[Records]
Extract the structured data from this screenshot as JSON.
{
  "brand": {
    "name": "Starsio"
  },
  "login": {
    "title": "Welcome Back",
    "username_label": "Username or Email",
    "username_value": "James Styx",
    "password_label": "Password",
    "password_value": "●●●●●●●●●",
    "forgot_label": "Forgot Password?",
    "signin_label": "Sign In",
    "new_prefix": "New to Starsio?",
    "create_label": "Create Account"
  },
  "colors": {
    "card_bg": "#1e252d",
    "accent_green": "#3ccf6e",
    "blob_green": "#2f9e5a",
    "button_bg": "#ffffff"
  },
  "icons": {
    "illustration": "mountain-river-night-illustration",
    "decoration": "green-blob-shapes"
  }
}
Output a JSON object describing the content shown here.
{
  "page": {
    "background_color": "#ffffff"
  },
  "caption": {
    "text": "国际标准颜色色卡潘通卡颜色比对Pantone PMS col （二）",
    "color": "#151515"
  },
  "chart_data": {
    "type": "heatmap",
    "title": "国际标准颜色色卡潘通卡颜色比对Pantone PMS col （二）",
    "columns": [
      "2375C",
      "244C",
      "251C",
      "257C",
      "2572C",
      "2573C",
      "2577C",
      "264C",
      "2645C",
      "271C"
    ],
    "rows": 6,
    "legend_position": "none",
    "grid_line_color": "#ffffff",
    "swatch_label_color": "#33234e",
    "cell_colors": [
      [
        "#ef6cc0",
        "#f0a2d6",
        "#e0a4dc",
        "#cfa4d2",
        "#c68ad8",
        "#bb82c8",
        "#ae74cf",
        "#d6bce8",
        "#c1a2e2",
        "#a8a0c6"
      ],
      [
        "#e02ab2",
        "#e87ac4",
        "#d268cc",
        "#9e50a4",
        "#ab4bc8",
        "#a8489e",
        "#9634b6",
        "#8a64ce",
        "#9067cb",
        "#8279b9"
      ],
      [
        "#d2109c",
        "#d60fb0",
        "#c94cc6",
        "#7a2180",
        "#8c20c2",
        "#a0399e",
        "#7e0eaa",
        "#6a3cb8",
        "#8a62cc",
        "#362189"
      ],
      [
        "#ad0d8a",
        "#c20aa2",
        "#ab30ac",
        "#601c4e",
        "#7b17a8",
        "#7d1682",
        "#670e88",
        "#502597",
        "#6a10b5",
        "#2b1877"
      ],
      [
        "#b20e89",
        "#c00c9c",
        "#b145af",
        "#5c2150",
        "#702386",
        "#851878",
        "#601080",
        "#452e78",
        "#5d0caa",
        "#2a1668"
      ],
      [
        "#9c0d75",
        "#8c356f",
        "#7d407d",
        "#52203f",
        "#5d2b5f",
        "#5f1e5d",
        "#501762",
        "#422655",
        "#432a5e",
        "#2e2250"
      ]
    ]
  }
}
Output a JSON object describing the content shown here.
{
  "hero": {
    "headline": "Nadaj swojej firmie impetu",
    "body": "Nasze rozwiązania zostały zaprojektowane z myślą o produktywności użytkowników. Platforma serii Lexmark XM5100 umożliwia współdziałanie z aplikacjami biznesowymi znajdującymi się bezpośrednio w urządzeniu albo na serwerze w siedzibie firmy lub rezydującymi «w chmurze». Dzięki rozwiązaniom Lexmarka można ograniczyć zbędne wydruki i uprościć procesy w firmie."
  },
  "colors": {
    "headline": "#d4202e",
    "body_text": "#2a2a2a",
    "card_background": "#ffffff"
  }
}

**SHORT EXERCISE**
Repeat each of the entries above precisely as given.

**RESULT FOR THIS TASK**
Extract the structured data from this screenshot as JSON.
{
  "brand": {
    "name": "Starsio"
  },
  "login": {
    "title": "Welcome Back",
    "username_label": "Username or Email",
    "username_value": "James Styx",
    "password_label": "Password",
    "password_value": "●●●●●●●●●",
    "forgot_label": "Forgot Password?",
    "signin_label": "Sign In",
    "new_prefix": "New to Starsio?",
    "create_label": "Create Account"
  },
  "colors": {
    "card_bg": "#1e252d",
    "accent_green": "#3ccf6e",
    "blob_green": "#2f9e5a",
    "button_bg": "#ffffff"
  },
  "icons": {
    "illustration": "mountain-river-night-illustration",
    "decoration": "green-blob-shapes"
  }
}
Output a JSON object describing the content shown here.
{
  "page": {
    "background_color": "#ffffff"
  },
  "caption": {
    "text": "国际标准颜色色卡潘通卡颜色比对Pantone PMS col （二）",
    "color": "#151515"
  },
  "chart_data": {
    "type": "heatmap",
    "title": "国际标准颜色色卡潘通卡颜色比对Pantone PMS col （二）",
    "columns": [
      "2375C",
      "244C",
      "251C",
      "257C",
      "2572C",
      "2573C",
      "2577C",
      "264C",
      "2645C",
      "271C"
    ],
    "rows": 6,
    "legend_position": "none",
    "grid_line_color": "#ffffff",
    "swatch_label_color": "#33234e",
    "cell_colors": [
      [
        "#ef6cc0",
        "#f0a2d6",
        "#e0a4dc",
        "#cfa4d2",
        "#c68ad8",
        "#bb82c8",
        "#ae74cf",
        "#d6bce8",
        "#c1a2e2",
        "#a8a0c6"
      ],
      [
        "#e02ab2",
        "#e87ac4",
        "#d268cc",
        "#9e50a4",
        "#ab4bc8",
        "#a8489e",
        "#9634b6",
        "#8a64ce",
        "#9067cb",
        "#8279b9"
      ],
      [
        "#d2109c",
        "#d60fb0",
        "#c94cc6",
        "#7a2180",
        "#8c20c2",
        "#a0399e",
        "#7e0eaa",
        "#6a3cb8",
        "#8a62cc",
        "#362189"
      ],
      [
        "#ad0d8a",
        "#c20aa2",
        "#ab30ac",
        "#601c4e",
        "#7b17a8",
        "#7d1682",
        "#670e88",
        "#502597",
        "#6a10b5",
        "#2b1877"
      ],
      [
        "#b20e89",
        "#c00c9c",
        "#b145af",
        "#5c2150",
        "#702386",
        "#851878",
        "#601080",
        "#452e78",
        "#5d0caa",
        "#2a1668"
      ],
      [
        "#9c0d75",
        "#8c356f",
        "#7d407d",
        "#52203f",
        "#5d2b5f",
        "#5f1e5d",
        "#501762",
        "#422655",
        "#432a5e",
        "#2e2250"
      ]
    ]
  }
}
Output a JSON object describing the content shown here.
{
  "hero": {
    "headline": "Nadaj swojej firmie impetu",
    "body": "Nasze rozwiązania zostały zaprojektowane z myślą o produktywności użytkowników. Platforma serii Lexmark XM5100 umożliwia współdziałanie z aplikacjami biznesowymi znajdującymi się bezpośrednio w urządzeniu albo na serwerze w siedzibie firmy lub rezydującymi «w chmurze». Dzięki rozwiązaniom Lexmarka można ograniczyć zbędne wydruki i uprościć procesy w firmie."
  },
  "colors": {
    "headline": "#d4202e",
    "body_text": "#2a2a2a",
    "card_background": "#ffffff"
  }
}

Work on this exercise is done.